----- ENTRIES SUPPLIED -----

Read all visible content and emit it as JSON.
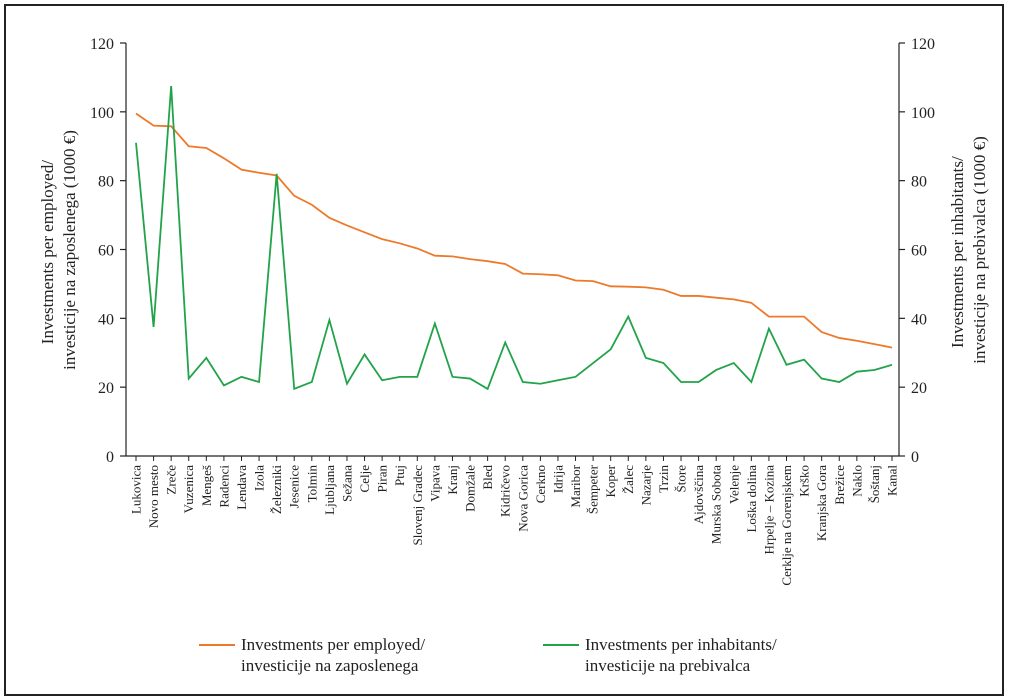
{
  "chart_data": {
    "type": "line",
    "categories": [
      "Lukovica",
      "Novo mesto",
      "Zreče",
      "Vuzenica",
      "Mengeš",
      "Radenci",
      "Lendava",
      "Izola",
      "Železniki",
      "Jesenice",
      "Tolmin",
      "Ljubljana",
      "Sežana",
      "Celje",
      "Piran",
      "Ptuj",
      "Slovenj Gradec",
      "Vipava",
      "Kranj",
      "Domžale",
      "Bled",
      "Kidričevo",
      "Nova Gorica",
      "Cerkno",
      "Idrija",
      "Maribor",
      "Šempeter",
      "Koper",
      "Žalec",
      "Nazarje",
      "Trzin",
      "Štore",
      "Ajdovščina",
      "Murska Sobota",
      "Velenje",
      "Loška dolina",
      "Hrpelje – Kozina",
      "Cerklje na Gorenjskem",
      "Krško",
      "Kranjska Gora",
      "Brežice",
      "Naklo",
      "Šoštanj",
      "Kanal"
    ],
    "series": [
      {
        "name_line1": "Investments per employed/",
        "name_line2": "investicije na zaposlenega",
        "color": "#ed7a2a",
        "axis": "left",
        "values": [
          99.5,
          96,
          95.8,
          90,
          89.5,
          86.5,
          83.2,
          82.3,
          81.5,
          75.6,
          73,
          69.2,
          67,
          65,
          63,
          61.8,
          60.3,
          58.2,
          58,
          57.2,
          56.6,
          55.8,
          53,
          52.8,
          52.5,
          51,
          50.8,
          49.3,
          49.2,
          49,
          48.3,
          46.5,
          46.5,
          46,
          45.5,
          44.5,
          40.5,
          40.5,
          40.5,
          36,
          34.3,
          33.5,
          32.5,
          31.5
        ]
      },
      {
        "name_line1": "Investments per inhabitants/",
        "name_line2": "investicije na prebivalca",
        "color": "#22a34a",
        "axis": "right",
        "values": [
          91,
          37.5,
          107.5,
          22.5,
          28.5,
          20.5,
          23,
          21.5,
          82,
          19.5,
          21.5,
          39.5,
          21,
          29.5,
          22,
          23,
          23,
          38.5,
          23,
          22.5,
          19.5,
          33,
          21.5,
          21,
          22,
          23,
          27,
          31,
          40.5,
          28.5,
          27,
          21.5,
          21.5,
          25,
          27,
          21.5,
          37,
          26.5,
          28,
          22.5,
          21.5,
          24.5,
          25,
          26.5
        ]
      }
    ],
    "y_left": {
      "label_line1": "Investments per employed/",
      "label_line2": "investicije na zaposlenega (1000 €)",
      "ylim": [
        0,
        120
      ],
      "ticks": [
        0,
        20,
        40,
        60,
        80,
        100,
        120
      ]
    },
    "y_right": {
      "label_line1": "Investments per inhabitants/",
      "label_line2": "investicije na prebivalca (1000 €)",
      "ylim": [
        0,
        120
      ],
      "ticks": [
        0,
        20,
        40,
        60,
        80,
        100,
        120
      ]
    },
    "grid": false,
    "legend_position": "bottom"
  }
}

-----

Report the number of lines containing the string "zaposlenega" and add nothing to it.

2